_Given problem_.
Return every line of the records below verbatim, with no pictures in the copy.
--- Begin Material for the task ---
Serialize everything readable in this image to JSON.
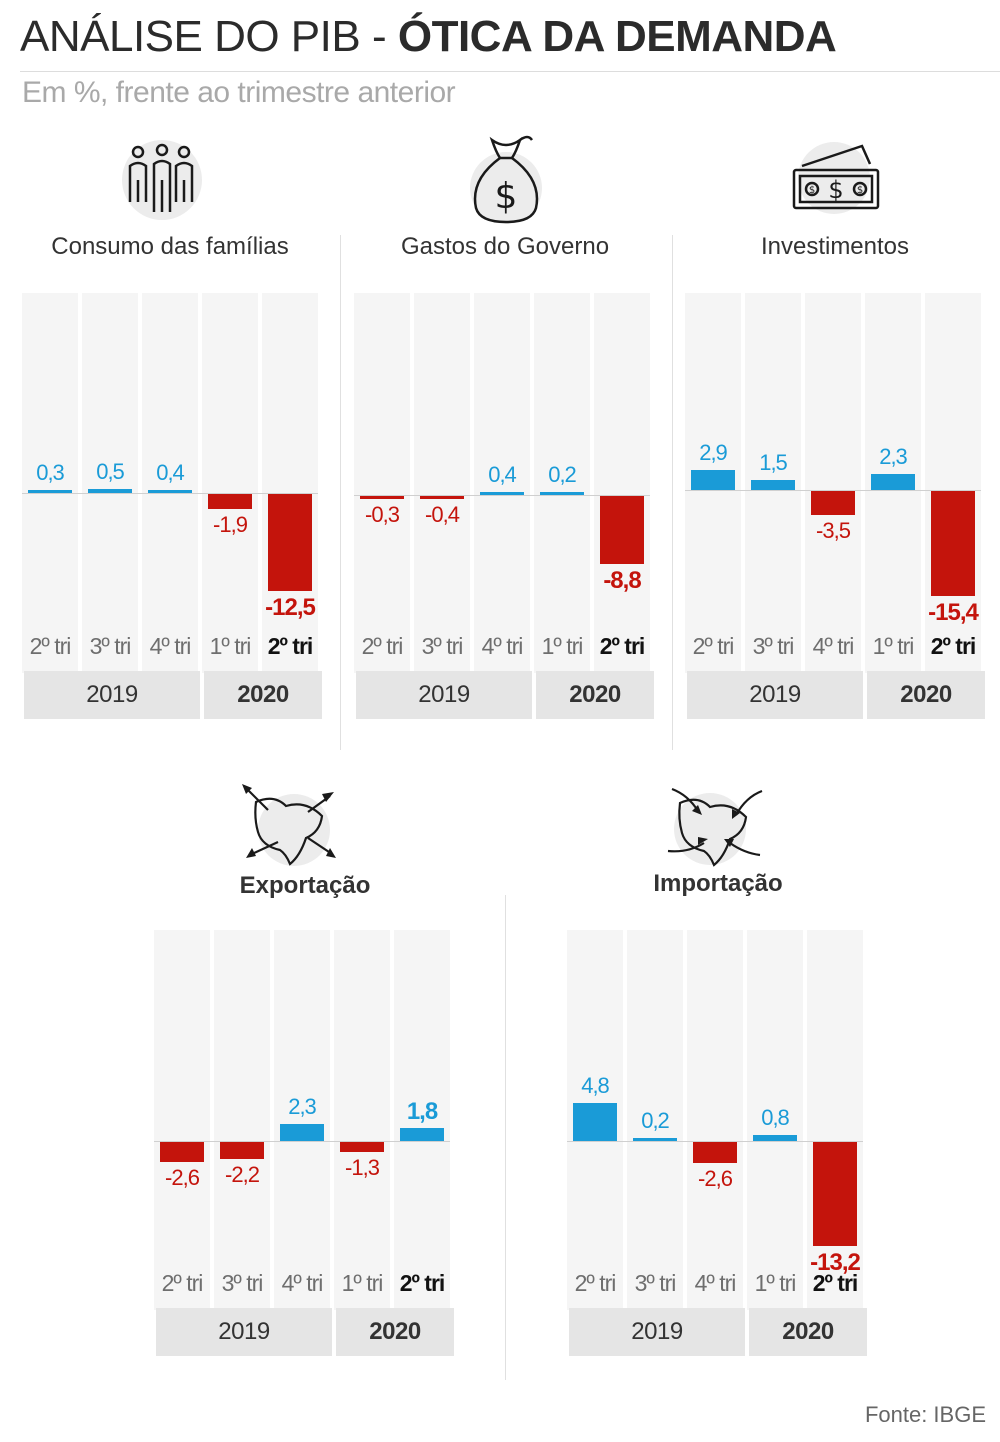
{
  "title": {
    "part1": "ANÁLISE DO PIB - ",
    "part2": "ÓTICA DA DEMANDA"
  },
  "subtitle": "Em %, frente ao trimestre anterior",
  "source": "Fonte: IBGE",
  "colors": {
    "positive": "#1a9bd7",
    "negative": "#c4140c",
    "column_bg": "#f5f5f5",
    "year_bg": "#e5e5e5"
  },
  "chart_data": [
    {
      "type": "bar",
      "title": "Consumo das famílias",
      "icon": "people-icon",
      "categories": [
        "2º tri",
        "3º tri",
        "4º tri",
        "1º tri",
        "2º tri"
      ],
      "values": [
        0.3,
        0.5,
        0.4,
        -1.9,
        -12.5
      ],
      "value_labels": [
        "0,3",
        "0,5",
        "0,4",
        "-1,9",
        "-12,5"
      ],
      "years": [
        "2019",
        "2020"
      ],
      "highlight_index": 4
    },
    {
      "type": "bar",
      "title": "Gastos do Governo",
      "icon": "money-bag-icon",
      "categories": [
        "2º tri",
        "3º tri",
        "4º tri",
        "1º tri",
        "2º tri"
      ],
      "values": [
        -0.3,
        -0.4,
        0.4,
        0.2,
        -8.8
      ],
      "value_labels": [
        "-0,3",
        "-0,4",
        "0,4",
        "0,2",
        "-8,8"
      ],
      "years": [
        "2019",
        "2020"
      ],
      "highlight_index": 4
    },
    {
      "type": "bar",
      "title": "Investimentos",
      "icon": "banknotes-icon",
      "categories": [
        "2º tri",
        "3º tri",
        "4º tri",
        "1º tri",
        "2º tri"
      ],
      "values": [
        2.9,
        1.5,
        -3.5,
        2.3,
        -15.4
      ],
      "value_labels": [
        "2,9",
        "1,5",
        "-3,5",
        "2,3",
        "-15,4"
      ],
      "years": [
        "2019",
        "2020"
      ],
      "highlight_index": 4
    },
    {
      "type": "bar",
      "title": "Exportação",
      "icon": "export-map-icon",
      "categories": [
        "2º tri",
        "3º tri",
        "4º tri",
        "1º tri",
        "2º tri"
      ],
      "values": [
        -2.6,
        -2.2,
        2.3,
        -1.3,
        1.8
      ],
      "value_labels": [
        "-2,6",
        "-2,2",
        "2,3",
        "-1,3",
        "1,8"
      ],
      "years": [
        "2019",
        "2020"
      ],
      "highlight_index": 4
    },
    {
      "type": "bar",
      "title": "Importação",
      "icon": "import-map-icon",
      "categories": [
        "2º tri",
        "3º tri",
        "4º tri",
        "1º tri",
        "2º tri"
      ],
      "values": [
        4.8,
        0.2,
        -2.6,
        0.8,
        -13.2
      ],
      "value_labels": [
        "4,8",
        "0,2",
        "-2,6",
        "0,8",
        "-13,2"
      ],
      "years": [
        "2019",
        "2020"
      ],
      "highlight_index": 4
    }
  ]
}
--- End Material for the task ---
_Right answer_.
Serialize everything readable in this image to JSON.
{
  "title": {
    "part1": "ANÁLISE DO PIB - ",
    "part2": "ÓTICA DA DEMANDA"
  },
  "subtitle": "Em %, frente ao trimestre anterior",
  "source": "Fonte: IBGE",
  "colors": {
    "positive": "#1a9bd7",
    "negative": "#c4140c",
    "column_bg": "#f5f5f5",
    "year_bg": "#e5e5e5"
  },
  "chart_data": [
    {
      "type": "bar",
      "title": "Consumo das famílias",
      "icon": "people-icon",
      "categories": [
        "2º tri",
        "3º tri",
        "4º tri",
        "1º tri",
        "2º tri"
      ],
      "values": [
        0.3,
        0.5,
        0.4,
        -1.9,
        -12.5
      ],
      "value_labels": [
        "0,3",
        "0,5",
        "0,4",
        "-1,9",
        "-12,5"
      ],
      "years": [
        "2019",
        "2020"
      ],
      "highlight_index": 4
    },
    {
      "type": "bar",
      "title": "Gastos do Governo",
      "icon": "money-bag-icon",
      "categories": [
        "2º tri",
        "3º tri",
        "4º tri",
        "1º tri",
        "2º tri"
      ],
      "values": [
        -0.3,
        -0.4,
        0.4,
        0.2,
        -8.8
      ],
      "value_labels": [
        "-0,3",
        "-0,4",
        "0,4",
        "0,2",
        "-8,8"
      ],
      "years": [
        "2019",
        "2020"
      ],
      "highlight_index": 4
    },
    {
      "type": "bar",
      "title": "Investimentos",
      "icon": "banknotes-icon",
      "categories": [
        "2º tri",
        "3º tri",
        "4º tri",
        "1º tri",
        "2º tri"
      ],
      "values": [
        2.9,
        1.5,
        -3.5,
        2.3,
        -15.4
      ],
      "value_labels": [
        "2,9",
        "1,5",
        "-3,5",
        "2,3",
        "-15,4"
      ],
      "years": [
        "2019",
        "2020"
      ],
      "highlight_index": 4
    },
    {
      "type": "bar",
      "title": "Exportação",
      "icon": "export-map-icon",
      "categories": [
        "2º tri",
        "3º tri",
        "4º tri",
        "1º tri",
        "2º tri"
      ],
      "values": [
        -2.6,
        -2.2,
        2.3,
        -1.3,
        1.8
      ],
      "value_labels": [
        "-2,6",
        "-2,2",
        "2,3",
        "-1,3",
        "1,8"
      ],
      "years": [
        "2019",
        "2020"
      ],
      "highlight_index": 4
    },
    {
      "type": "bar",
      "title": "Importação",
      "icon": "import-map-icon",
      "categories": [
        "2º tri",
        "3º tri",
        "4º tri",
        "1º tri",
        "2º tri"
      ],
      "values": [
        4.8,
        0.2,
        -2.6,
        0.8,
        -13.2
      ],
      "value_labels": [
        "4,8",
        "0,2",
        "-2,6",
        "0,8",
        "-13,2"
      ],
      "years": [
        "2019",
        "2020"
      ],
      "highlight_index": 4
    }
  ]
}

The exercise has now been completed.